■ **THE TASK**: Set down the final stretch of the data, from the line that holds "Parse this screenshot: output" through the last line, both included, with pictures left out.

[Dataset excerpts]

((

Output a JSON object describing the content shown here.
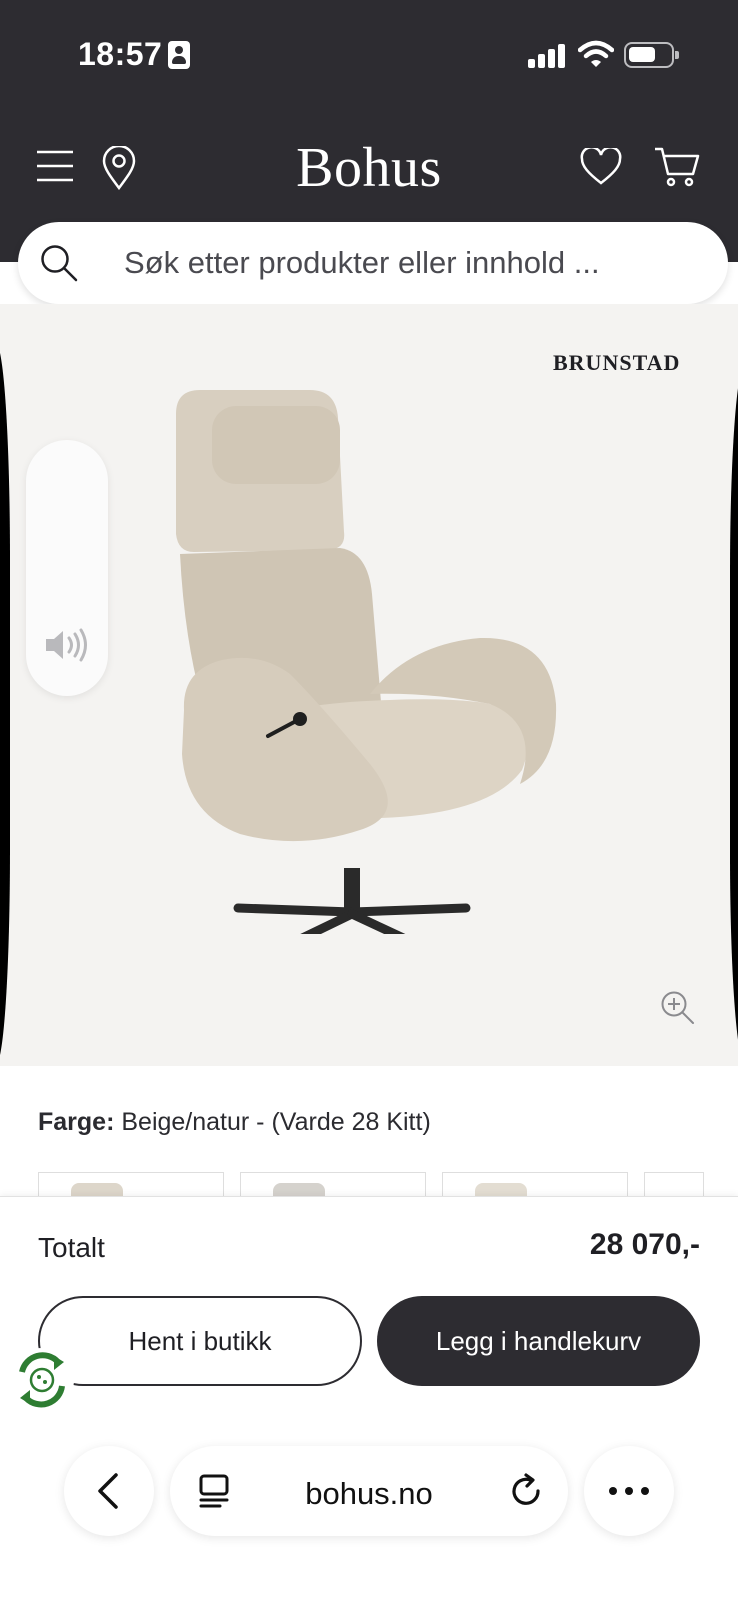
{
  "status_bar": {
    "time": "18:57"
  },
  "header": {
    "logo": "Bohus"
  },
  "search": {
    "placeholder": "Søk etter produkter eller innhold ..."
  },
  "product": {
    "brand": "BRUNSTAD",
    "color_label": "Farge:",
    "color_value": "Beige/natur - (Varde 28 Kitt)",
    "swatch_colors": [
      "#ddd6ca",
      "#d5d2cd",
      "#e3ddd2"
    ]
  },
  "cart": {
    "total_label": "Totalt",
    "total_value": "28 070,-",
    "pickup_button": "Hent i butikk",
    "add_button": "Legg i handlekurv"
  },
  "browser": {
    "url": "bohus.no"
  },
  "colors": {
    "header_bg": "#2d2c31",
    "image_bg": "#f4f3f1",
    "eco_green": "#2e7d32"
  }
}
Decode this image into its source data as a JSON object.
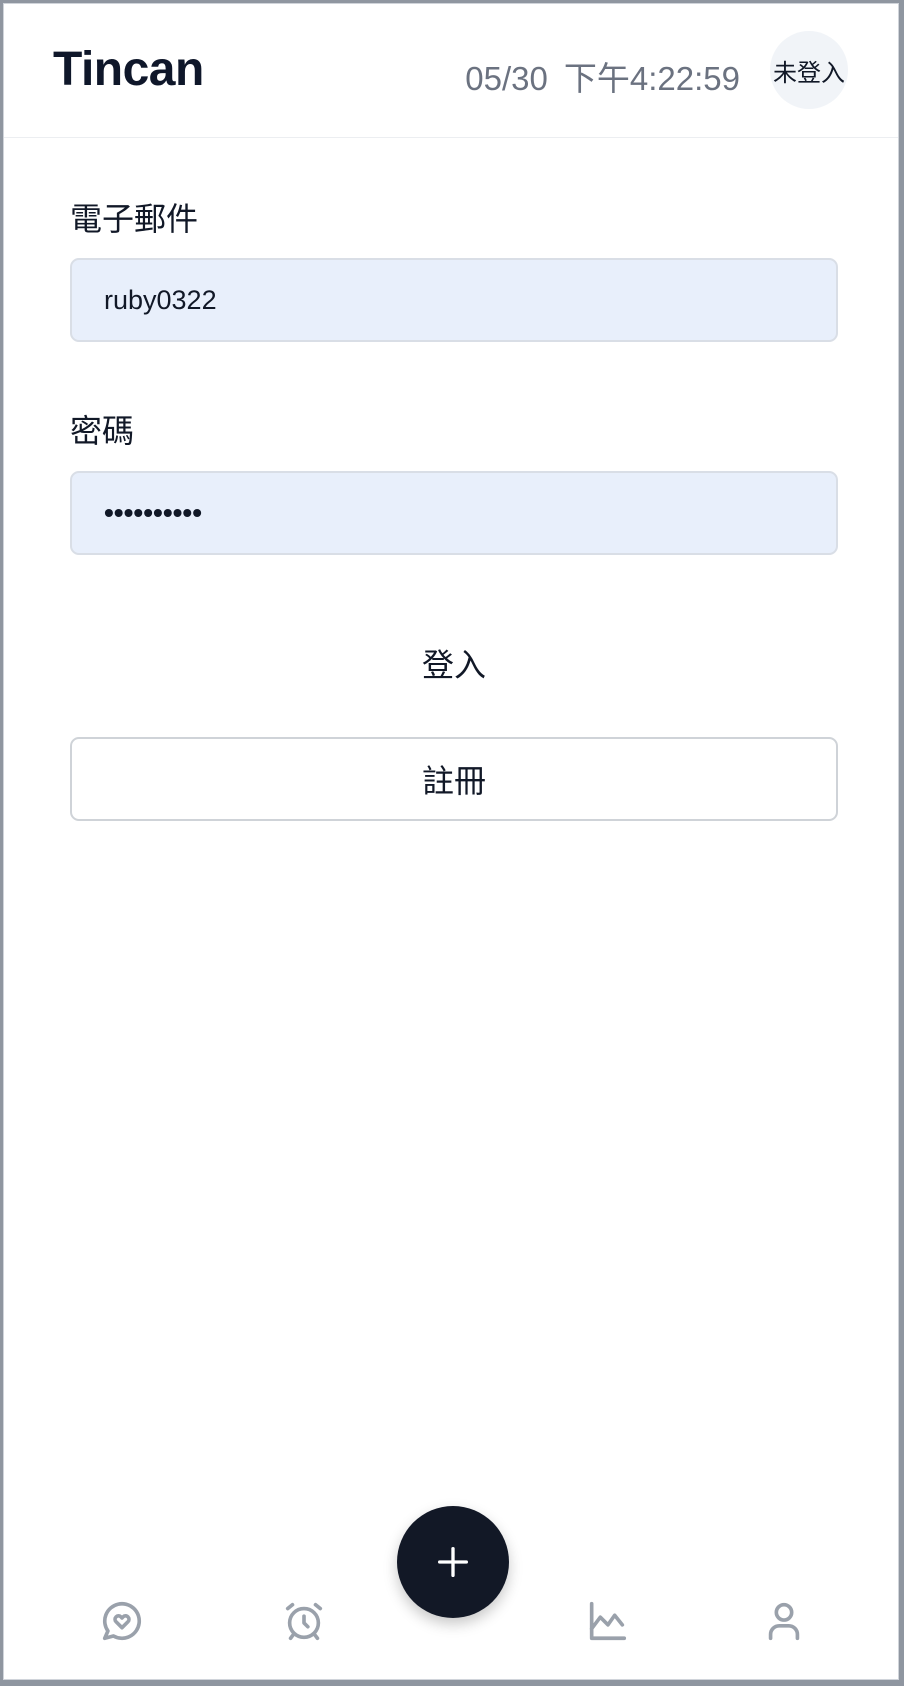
{
  "header": {
    "app_title": "Tincan",
    "date": "05/30",
    "time": "下午4:22:59",
    "login_status": "未登入"
  },
  "form": {
    "email_label": "電子郵件",
    "email_value": "ruby0322",
    "password_label": "密碼",
    "password_masked": "••••••••••",
    "login_button": "登入",
    "register_button": "註冊"
  },
  "bottom_nav": {
    "items": [
      {
        "icon": "chat-heart-icon"
      },
      {
        "icon": "alarm-clock-icon"
      },
      {
        "icon": "plus-icon"
      },
      {
        "icon": "chart-icon"
      },
      {
        "icon": "user-icon"
      }
    ]
  },
  "colors": {
    "input_bg": "#e8effb",
    "fab_bg": "#121826",
    "icon_gray": "#9aa1ab",
    "text_muted": "#6b7280"
  }
}
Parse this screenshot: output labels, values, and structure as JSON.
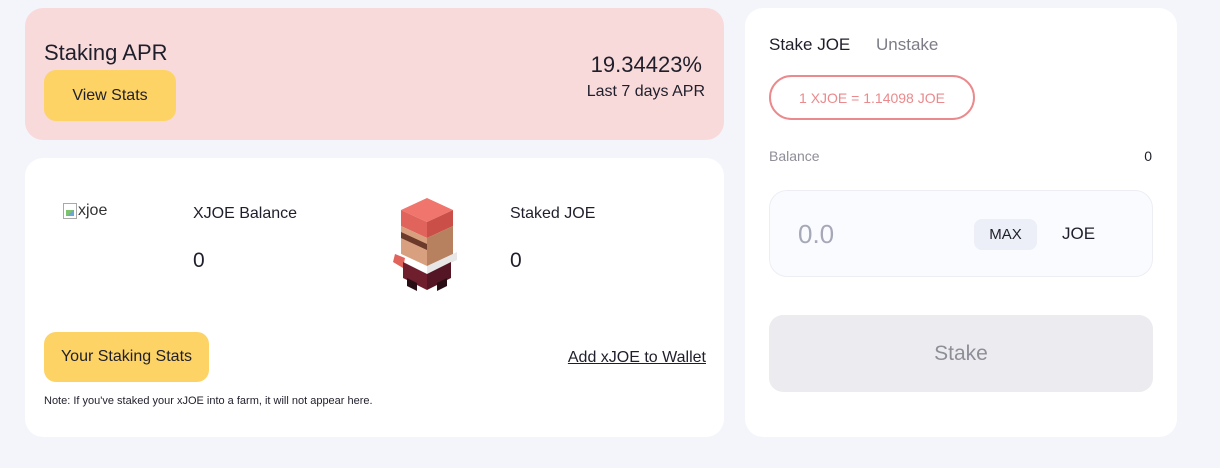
{
  "apr": {
    "title": "Staking APR",
    "view_stats_label": "View Stats",
    "value": "19.34423%",
    "caption": "Last 7 days APR"
  },
  "balances": {
    "xjoe_image_alt": "xjoe",
    "xjoe_label": "XJOE Balance",
    "xjoe_value": "0",
    "staked_label": "Staked JOE",
    "staked_value": "0",
    "your_stats_label": "Your Staking Stats",
    "add_wallet_label": "Add xJOE to Wallet",
    "note": "Note: If you've staked your xJOE into a farm, it will not appear here."
  },
  "stake_panel": {
    "tabs": [
      {
        "label": "Stake JOE",
        "active": true
      },
      {
        "label": "Unstake",
        "active": false
      }
    ],
    "rate": "1 XJOE = 1.14098 JOE",
    "balance_label": "Balance",
    "balance_value": "0",
    "amount_placeholder": "0.0",
    "max_label": "MAX",
    "token": "JOE",
    "submit_label": "Stake"
  },
  "colors": {
    "page_bg": "#f3f5fb",
    "apr_card_bg": "#f9dadb",
    "button_yellow": "#fdd365",
    "rate_accent": "#ea8a8c",
    "disabled_button": "#ececf0"
  }
}
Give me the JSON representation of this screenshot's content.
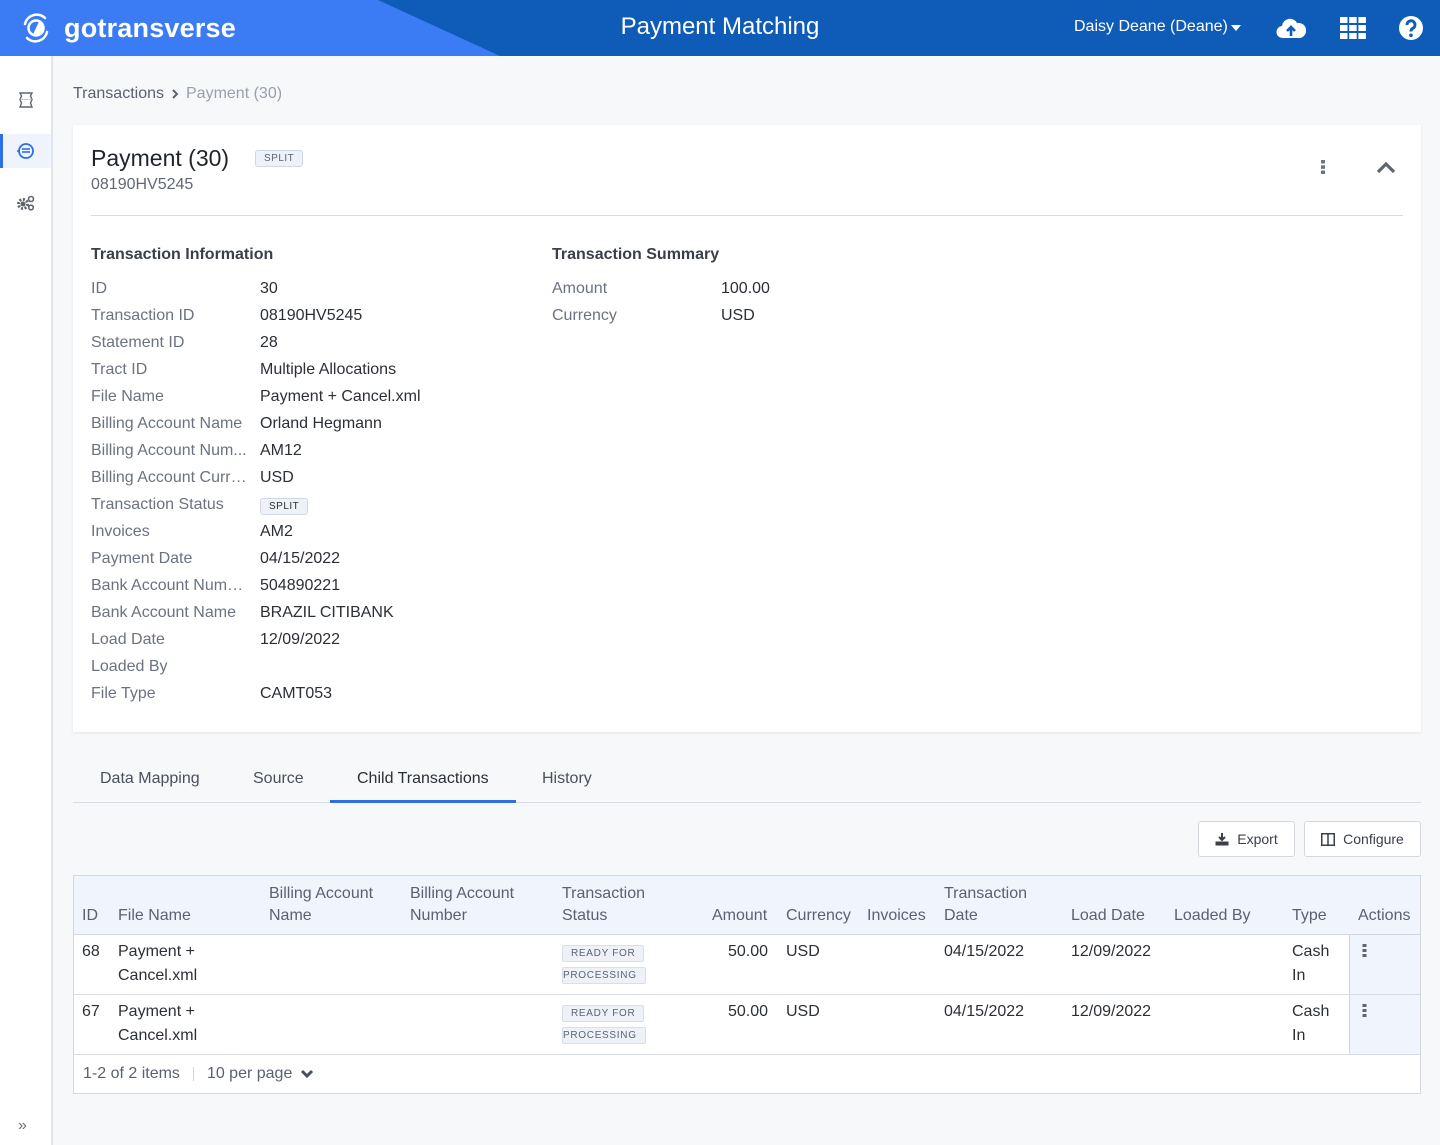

))

■ **WRITTEN RESPONSE**:
Parse this screenshot: output labels, values, and structure as JSON.
{
  "apr": {
    "title": "Staking APR",
    "view_stats_label": "View Stats",
    "value": "19.34423%",
    "caption": "Last 7 days APR"
  },
  "balances": {
    "xjoe_image_alt": "xjoe",
    "xjoe_label": "XJOE Balance",
    "xjoe_value": "0",
    "staked_label": "Staked JOE",
    "staked_value": "0",
    "your_stats_label": "Your Staking Stats",
    "add_wallet_label": "Add xJOE to Wallet",
    "note": "Note: If you've staked your xJOE into a farm, it will not appear here."
  },
  "stake_panel": {
    "tabs": [
      {
        "label": "Stake JOE",
        "active": true
      },
      {
        "label": "Unstake",
        "active": false
      }
    ],
    "rate": "1 XJOE = 1.14098 JOE",
    "balance_label": "Balance",
    "balance_value": "0",
    "amount_placeholder": "0.0",
    "max_label": "MAX",
    "token": "JOE",
    "submit_label": "Stake"
  },
  "colors": {
    "page_bg": "#f3f5fb",
    "apr_card_bg": "#f9dadb",
    "button_yellow": "#fdd365",
    "rate_accent": "#ea8a8c",
    "disabled_button": "#ececf0"
  }
}
Give me the JSON representation of this screenshot's content.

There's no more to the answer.